Data start

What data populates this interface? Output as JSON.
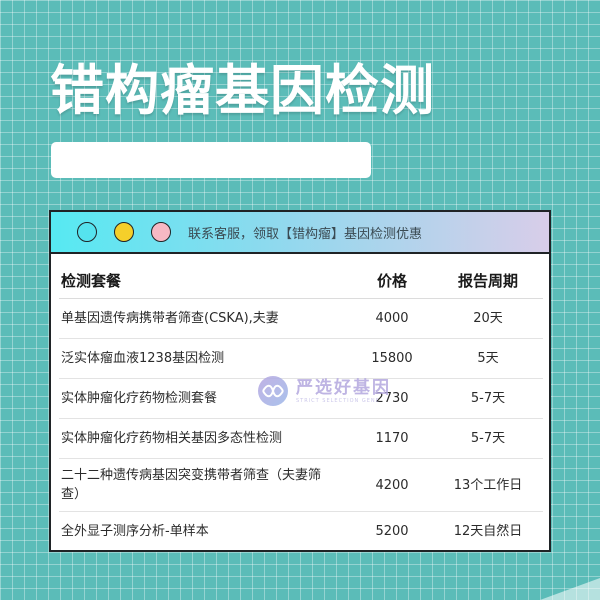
{
  "page": {
    "title": "错构瘤基因检测"
  },
  "card": {
    "header_text": "联系客服，领取【错构瘤】基因检测优惠",
    "dots": [
      {
        "name": "cyan-dot",
        "color": "#55e3ee"
      },
      {
        "name": "yellow-dot",
        "color": "#f5cf2a"
      },
      {
        "name": "pink-dot",
        "color": "#f7b9c4"
      }
    ]
  },
  "table": {
    "headers": [
      "检测套餐",
      "价格",
      "报告周期"
    ],
    "rows": [
      {
        "name": "单基因遗传病携带者筛查(CSKA),夫妻",
        "price": "4000",
        "period": "20天"
      },
      {
        "name": "泛实体瘤血液1238基因检测",
        "price": "15800",
        "period": "5天"
      },
      {
        "name": "实体肿瘤化疗药物检测套餐",
        "price": "2730",
        "period": "5-7天"
      },
      {
        "name": "实体肿瘤化疗药物相关基因多态性检测",
        "price": "1170",
        "period": "5-7天"
      },
      {
        "name": "二十二种遗传病基因突变携带者筛查（夫妻筛查）",
        "price": "4200",
        "period": "13个工作日"
      },
      {
        "name": "全外显子测序分析-单样本",
        "price": "5200",
        "period": "12天自然日"
      }
    ]
  },
  "watermark": {
    "text": "严选好基因",
    "sub": "STRICT SELECTION GENE"
  },
  "colors": {
    "background": "#5bbcb8",
    "accent": "#56e9f2"
  }
}
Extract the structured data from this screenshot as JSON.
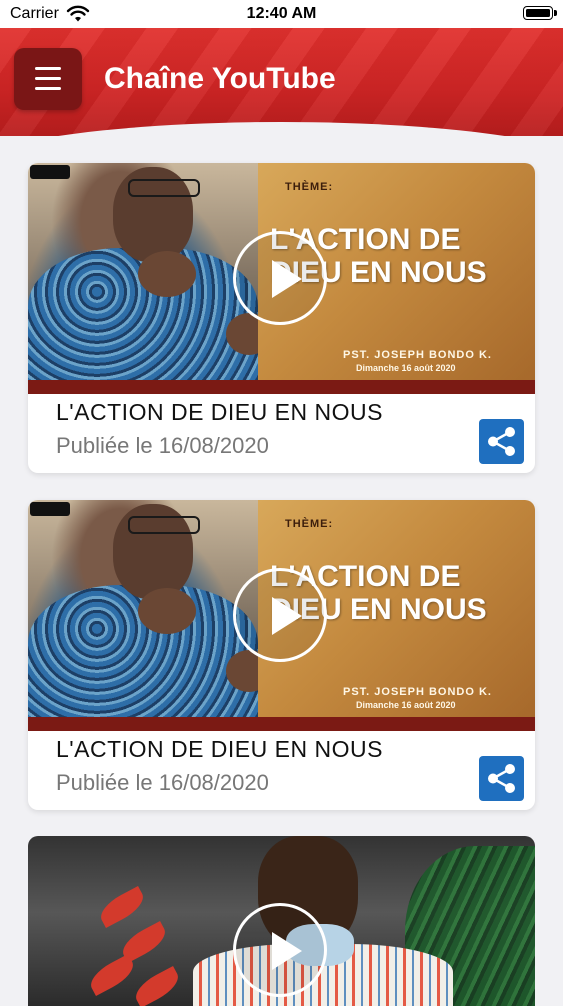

Data end

§ **Written task**
Write out every line of the preceding listing that contains "price".

§ **Answer to the exercise**
        "price": "4000",
        "price": "15800",
        "price": "2730",
        "price": "1170",
        "price": "4200",
        "price": "5200",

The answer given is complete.